*The task*: The listing below should be printed exactly, every line of it. Skip the pictures.

|---|

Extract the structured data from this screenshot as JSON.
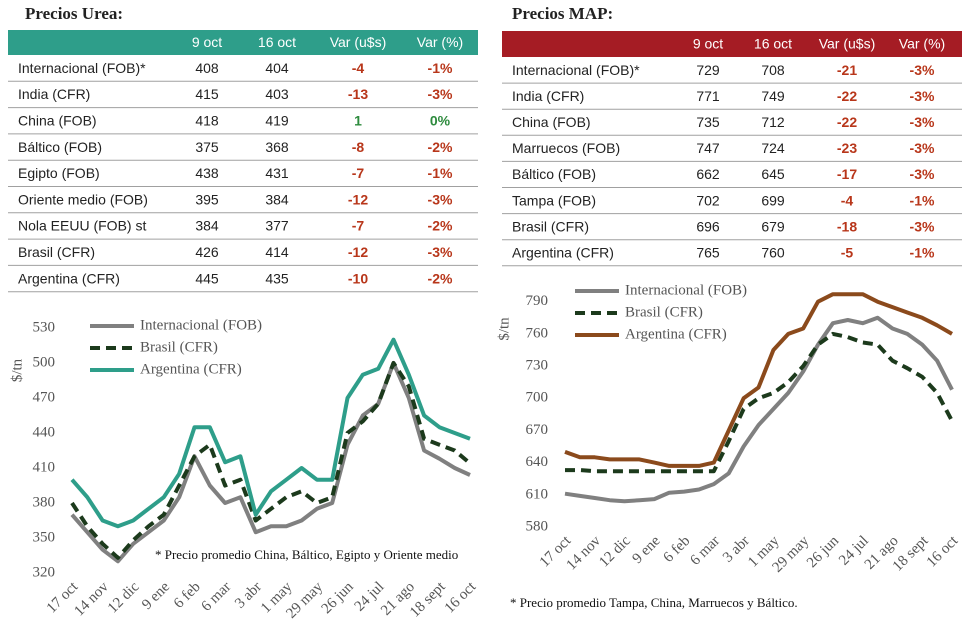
{
  "urea_table": {
    "title": "Precios Urea:",
    "header_color": "#2e9e8a",
    "columns": [
      "9 oct",
      "16 oct",
      "Var (u$s)",
      "Var (%)"
    ],
    "rows": [
      [
        "Internacional (FOB)*",
        408,
        404,
        -4,
        "-1%"
      ],
      [
        "India (CFR)",
        415,
        403,
        -13,
        "-3%"
      ],
      [
        "China (FOB)",
        418,
        419,
        1,
        "0%"
      ],
      [
        "Báltico (FOB)",
        375,
        368,
        -8,
        "-2%"
      ],
      [
        "Egipto (FOB)",
        438,
        431,
        -7,
        "-1%"
      ],
      [
        "Oriente medio (FOB)",
        395,
        384,
        -12,
        "-3%"
      ],
      [
        "Nola EEUU (FOB) st",
        384,
        377,
        -7,
        "-2%"
      ],
      [
        "Brasil (CFR)",
        426,
        414,
        -12,
        "-3%"
      ],
      [
        "Argentina (CFR)",
        445,
        435,
        -10,
        "-2%"
      ]
    ]
  },
  "map_table": {
    "title": "Precios MAP:",
    "header_color": "#a51c24",
    "columns": [
      "9 oct",
      "16 oct",
      "Var (u$s)",
      "Var (%)"
    ],
    "rows": [
      [
        "Internacional (FOB)*",
        729,
        708,
        -21,
        "-3%"
      ],
      [
        "India (CFR)",
        771,
        749,
        -22,
        "-3%"
      ],
      [
        "China (FOB)",
        735,
        712,
        -22,
        "-3%"
      ],
      [
        "Marruecos (FOB)",
        747,
        724,
        -23,
        "-3%"
      ],
      [
        "Báltico (FOB)",
        662,
        645,
        -17,
        "-3%"
      ],
      [
        "Tampa (FOB)",
        702,
        699,
        -4,
        "-1%"
      ],
      [
        "Brasil (CFR)",
        696,
        679,
        -18,
        "-3%"
      ],
      [
        "Argentina (CFR)",
        765,
        760,
        -5,
        "-1%"
      ]
    ]
  },
  "chart_data": [
    {
      "type": "line",
      "y_label": "$/tn",
      "note": "* Precio promedio China, Báltico, Egipto y Oriente medio",
      "categories": [
        "17 oct",
        null,
        "14 nov",
        null,
        "12 dic",
        null,
        "9 ene",
        null,
        "6 feb",
        null,
        "6 mar",
        null,
        "3 abr",
        null,
        "1 may",
        null,
        "29 may",
        null,
        "26 jun",
        null,
        "24 jul",
        null,
        "21 ago",
        null,
        "18 sept",
        null,
        "16 oct"
      ],
      "ylim": [
        320,
        530
      ],
      "yticks": [
        320,
        350,
        380,
        410,
        440,
        470,
        500,
        530
      ],
      "series": [
        {
          "name": "Internacional (FOB)",
          "color": "#808080",
          "dash": false,
          "values": [
            370,
            355,
            340,
            330,
            345,
            355,
            365,
            385,
            420,
            395,
            380,
            385,
            355,
            360,
            360,
            365,
            375,
            380,
            430,
            455,
            465,
            500,
            470,
            425,
            418,
            410,
            404
          ]
        },
        {
          "name": "Brasil (CFR)",
          "color": "#1c3a1c",
          "dash": true,
          "values": [
            380,
            360,
            345,
            333,
            348,
            360,
            370,
            395,
            420,
            430,
            395,
            400,
            365,
            375,
            385,
            390,
            380,
            385,
            440,
            450,
            465,
            500,
            480,
            435,
            430,
            425,
            414
          ]
        },
        {
          "name": "Argentina (CFR)",
          "color": "#2e9e8a",
          "dash": false,
          "values": [
            400,
            385,
            365,
            360,
            365,
            375,
            385,
            405,
            445,
            445,
            415,
            420,
            370,
            390,
            400,
            410,
            400,
            400,
            470,
            490,
            495,
            520,
            490,
            455,
            445,
            440,
            435
          ]
        }
      ]
    },
    {
      "type": "line",
      "y_label": "$/tn",
      "note": "* Precio promedio Tampa, China, Marruecos y Báltico.",
      "categories": [
        "17 oct",
        null,
        "14 nov",
        null,
        "12 dic",
        null,
        "9 ene",
        null,
        "6 feb",
        null,
        "6 mar",
        null,
        "3 abr",
        null,
        "1 may",
        null,
        "29 may",
        null,
        "26 jun",
        null,
        "24 jul",
        null,
        "21 ago",
        null,
        "18 sept",
        null,
        "16 oct"
      ],
      "ylim": [
        580,
        800
      ],
      "yticks": [
        580,
        610,
        640,
        670,
        700,
        730,
        760,
        790
      ],
      "series": [
        {
          "name": "Internacional (FOB)",
          "color": "#808080",
          "dash": false,
          "values": [
            611,
            609,
            607,
            605,
            604,
            605,
            606,
            612,
            613,
            615,
            620,
            630,
            655,
            675,
            690,
            705,
            725,
            750,
            770,
            773,
            770,
            775,
            765,
            760,
            750,
            735,
            708
          ]
        },
        {
          "name": "Brasil (CFR)",
          "color": "#1c3a1c",
          "dash": true,
          "values": [
            633,
            633,
            632,
            632,
            632,
            632,
            632,
            632,
            632,
            632,
            632,
            660,
            690,
            700,
            705,
            715,
            730,
            750,
            760,
            757,
            752,
            750,
            735,
            728,
            720,
            705,
            679
          ]
        },
        {
          "name": "Argentina (CFR)",
          "color": "#8b4a1c",
          "dash": false,
          "values": [
            650,
            645,
            645,
            643,
            643,
            643,
            640,
            637,
            637,
            637,
            640,
            670,
            700,
            710,
            745,
            760,
            765,
            790,
            797,
            797,
            797,
            790,
            785,
            780,
            775,
            768,
            760
          ]
        }
      ]
    }
  ]
}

|---|

*Expected output*:
Extract the structured data from this screenshot as JSON.
{
  "urea_table": {
    "title": "Precios Urea:",
    "header_color": "#2e9e8a",
    "columns": [
      "9 oct",
      "16 oct",
      "Var (u$s)",
      "Var (%)"
    ],
    "rows": [
      [
        "Internacional (FOB)*",
        408,
        404,
        -4,
        "-1%"
      ],
      [
        "India (CFR)",
        415,
        403,
        -13,
        "-3%"
      ],
      [
        "China (FOB)",
        418,
        419,
        1,
        "0%"
      ],
      [
        "Báltico (FOB)",
        375,
        368,
        -8,
        "-2%"
      ],
      [
        "Egipto (FOB)",
        438,
        431,
        -7,
        "-1%"
      ],
      [
        "Oriente medio (FOB)",
        395,
        384,
        -12,
        "-3%"
      ],
      [
        "Nola EEUU (FOB) st",
        384,
        377,
        -7,
        "-2%"
      ],
      [
        "Brasil (CFR)",
        426,
        414,
        -12,
        "-3%"
      ],
      [
        "Argentina (CFR)",
        445,
        435,
        -10,
        "-2%"
      ]
    ]
  },
  "map_table": {
    "title": "Precios MAP:",
    "header_color": "#a51c24",
    "columns": [
      "9 oct",
      "16 oct",
      "Var (u$s)",
      "Var (%)"
    ],
    "rows": [
      [
        "Internacional (FOB)*",
        729,
        708,
        -21,
        "-3%"
      ],
      [
        "India (CFR)",
        771,
        749,
        -22,
        "-3%"
      ],
      [
        "China (FOB)",
        735,
        712,
        -22,
        "-3%"
      ],
      [
        "Marruecos (FOB)",
        747,
        724,
        -23,
        "-3%"
      ],
      [
        "Báltico (FOB)",
        662,
        645,
        -17,
        "-3%"
      ],
      [
        "Tampa (FOB)",
        702,
        699,
        -4,
        "-1%"
      ],
      [
        "Brasil (CFR)",
        696,
        679,
        -18,
        "-3%"
      ],
      [
        "Argentina (CFR)",
        765,
        760,
        -5,
        "-1%"
      ]
    ]
  },
  "chart_data": [
    {
      "type": "line",
      "y_label": "$/tn",
      "note": "* Precio promedio China, Báltico, Egipto y Oriente medio",
      "categories": [
        "17 oct",
        null,
        "14 nov",
        null,
        "12 dic",
        null,
        "9 ene",
        null,
        "6 feb",
        null,
        "6 mar",
        null,
        "3 abr",
        null,
        "1 may",
        null,
        "29 may",
        null,
        "26 jun",
        null,
        "24 jul",
        null,
        "21 ago",
        null,
        "18 sept",
        null,
        "16 oct"
      ],
      "ylim": [
        320,
        530
      ],
      "yticks": [
        320,
        350,
        380,
        410,
        440,
        470,
        500,
        530
      ],
      "series": [
        {
          "name": "Internacional (FOB)",
          "color": "#808080",
          "dash": false,
          "values": [
            370,
            355,
            340,
            330,
            345,
            355,
            365,
            385,
            420,
            395,
            380,
            385,
            355,
            360,
            360,
            365,
            375,
            380,
            430,
            455,
            465,
            500,
            470,
            425,
            418,
            410,
            404
          ]
        },
        {
          "name": "Brasil (CFR)",
          "color": "#1c3a1c",
          "dash": true,
          "values": [
            380,
            360,
            345,
            333,
            348,
            360,
            370,
            395,
            420,
            430,
            395,
            400,
            365,
            375,
            385,
            390,
            380,
            385,
            440,
            450,
            465,
            500,
            480,
            435,
            430,
            425,
            414
          ]
        },
        {
          "name": "Argentina (CFR)",
          "color": "#2e9e8a",
          "dash": false,
          "values": [
            400,
            385,
            365,
            360,
            365,
            375,
            385,
            405,
            445,
            445,
            415,
            420,
            370,
            390,
            400,
            410,
            400,
            400,
            470,
            490,
            495,
            520,
            490,
            455,
            445,
            440,
            435
          ]
        }
      ]
    },
    {
      "type": "line",
      "y_label": "$/tn",
      "note": "* Precio promedio Tampa, China, Marruecos y Báltico.",
      "categories": [
        "17 oct",
        null,
        "14 nov",
        null,
        "12 dic",
        null,
        "9 ene",
        null,
        "6 feb",
        null,
        "6 mar",
        null,
        "3 abr",
        null,
        "1 may",
        null,
        "29 may",
        null,
        "26 jun",
        null,
        "24 jul",
        null,
        "21 ago",
        null,
        "18 sept",
        null,
        "16 oct"
      ],
      "ylim": [
        580,
        800
      ],
      "yticks": [
        580,
        610,
        640,
        670,
        700,
        730,
        760,
        790
      ],
      "series": [
        {
          "name": "Internacional (FOB)",
          "color": "#808080",
          "dash": false,
          "values": [
            611,
            609,
            607,
            605,
            604,
            605,
            606,
            612,
            613,
            615,
            620,
            630,
            655,
            675,
            690,
            705,
            725,
            750,
            770,
            773,
            770,
            775,
            765,
            760,
            750,
            735,
            708
          ]
        },
        {
          "name": "Brasil (CFR)",
          "color": "#1c3a1c",
          "dash": true,
          "values": [
            633,
            633,
            632,
            632,
            632,
            632,
            632,
            632,
            632,
            632,
            632,
            660,
            690,
            700,
            705,
            715,
            730,
            750,
            760,
            757,
            752,
            750,
            735,
            728,
            720,
            705,
            679
          ]
        },
        {
          "name": "Argentina (CFR)",
          "color": "#8b4a1c",
          "dash": false,
          "values": [
            650,
            645,
            645,
            643,
            643,
            643,
            640,
            637,
            637,
            637,
            640,
            670,
            700,
            710,
            745,
            760,
            765,
            790,
            797,
            797,
            797,
            790,
            785,
            780,
            775,
            768,
            760
          ]
        }
      ]
    }
  ]
}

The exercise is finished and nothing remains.